The request: Reproduce the listing exactly and skip over any pictures.

The data:
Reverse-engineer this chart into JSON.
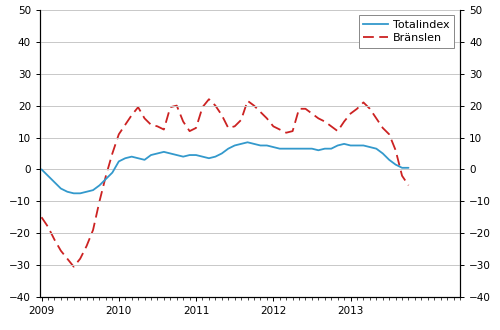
{
  "title": "",
  "ylim": [
    -40,
    50
  ],
  "yticks": [
    -40,
    -30,
    -20,
    -10,
    0,
    10,
    20,
    30,
    40,
    50
  ],
  "legend_labels": [
    "Totalindex",
    "Bränslen"
  ],
  "line_color_total": "#3399cc",
  "line_color_branslen": "#cc2222",
  "background_color": "#ffffff",
  "grid_color": "#c8c8c8",
  "totalindex": [
    0.0,
    -2.0,
    -4.0,
    -6.0,
    -7.0,
    -7.5,
    -7.5,
    -7.0,
    -6.5,
    -5.0,
    -3.0,
    -1.0,
    2.5,
    3.5,
    4.0,
    3.5,
    3.0,
    4.5,
    5.0,
    5.5,
    5.0,
    4.5,
    4.0,
    4.5,
    4.5,
    4.0,
    3.5,
    4.0,
    5.0,
    6.5,
    7.5,
    8.0,
    8.5,
    8.0,
    7.5,
    7.5,
    7.0,
    6.5,
    6.5,
    6.5,
    6.5,
    6.5,
    6.5,
    6.0,
    6.5,
    6.5,
    7.5,
    8.0,
    7.5,
    7.5,
    7.5,
    7.0,
    6.5,
    5.0,
    3.0,
    1.5,
    0.5,
    0.5
  ],
  "branslen": [
    -15.0,
    -18.0,
    -22.0,
    -25.5,
    -28.0,
    -30.5,
    -28.0,
    -24.0,
    -19.0,
    -10.0,
    -2.0,
    5.0,
    11.0,
    14.0,
    17.0,
    19.5,
    16.0,
    14.0,
    13.5,
    12.5,
    19.5,
    20.0,
    15.0,
    12.0,
    13.0,
    19.5,
    22.0,
    20.0,
    17.0,
    13.0,
    13.5,
    15.5,
    21.5,
    20.0,
    18.0,
    16.0,
    13.5,
    12.5,
    11.5,
    12.0,
    19.0,
    19.0,
    17.5,
    16.0,
    15.0,
    13.5,
    12.0,
    15.0,
    17.5,
    19.0,
    21.0,
    19.0,
    16.0,
    13.0,
    11.0,
    6.0,
    -2.0,
    -5.0
  ],
  "n_points": 58,
  "start_year": 2009,
  "start_month": 1,
  "xtick_years": [
    2009,
    2010,
    2011,
    2012,
    2013
  ],
  "tick_fontsize": 7.5,
  "legend_fontsize": 8
}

Solution to the problem:
Reverse-engineer this chart into JSON.
{
  "title": "",
  "ylim": [
    -40,
    50
  ],
  "yticks": [
    -40,
    -30,
    -20,
    -10,
    0,
    10,
    20,
    30,
    40,
    50
  ],
  "legend_labels": [
    "Totalindex",
    "Bränslen"
  ],
  "line_color_total": "#3399cc",
  "line_color_branslen": "#cc2222",
  "background_color": "#ffffff",
  "grid_color": "#c8c8c8",
  "totalindex": [
    0.0,
    -2.0,
    -4.0,
    -6.0,
    -7.0,
    -7.5,
    -7.5,
    -7.0,
    -6.5,
    -5.0,
    -3.0,
    -1.0,
    2.5,
    3.5,
    4.0,
    3.5,
    3.0,
    4.5,
    5.0,
    5.5,
    5.0,
    4.5,
    4.0,
    4.5,
    4.5,
    4.0,
    3.5,
    4.0,
    5.0,
    6.5,
    7.5,
    8.0,
    8.5,
    8.0,
    7.5,
    7.5,
    7.0,
    6.5,
    6.5,
    6.5,
    6.5,
    6.5,
    6.5,
    6.0,
    6.5,
    6.5,
    7.5,
    8.0,
    7.5,
    7.5,
    7.5,
    7.0,
    6.5,
    5.0,
    3.0,
    1.5,
    0.5,
    0.5
  ],
  "branslen": [
    -15.0,
    -18.0,
    -22.0,
    -25.5,
    -28.0,
    -30.5,
    -28.0,
    -24.0,
    -19.0,
    -10.0,
    -2.0,
    5.0,
    11.0,
    14.0,
    17.0,
    19.5,
    16.0,
    14.0,
    13.5,
    12.5,
    19.5,
    20.0,
    15.0,
    12.0,
    13.0,
    19.5,
    22.0,
    20.0,
    17.0,
    13.0,
    13.5,
    15.5,
    21.5,
    20.0,
    18.0,
    16.0,
    13.5,
    12.5,
    11.5,
    12.0,
    19.0,
    19.0,
    17.5,
    16.0,
    15.0,
    13.5,
    12.0,
    15.0,
    17.5,
    19.0,
    21.0,
    19.0,
    16.0,
    13.0,
    11.0,
    6.0,
    -2.0,
    -5.0
  ],
  "n_points": 58,
  "start_year": 2009,
  "start_month": 1,
  "xtick_years": [
    2009,
    2010,
    2011,
    2012,
    2013
  ],
  "tick_fontsize": 7.5,
  "legend_fontsize": 8
}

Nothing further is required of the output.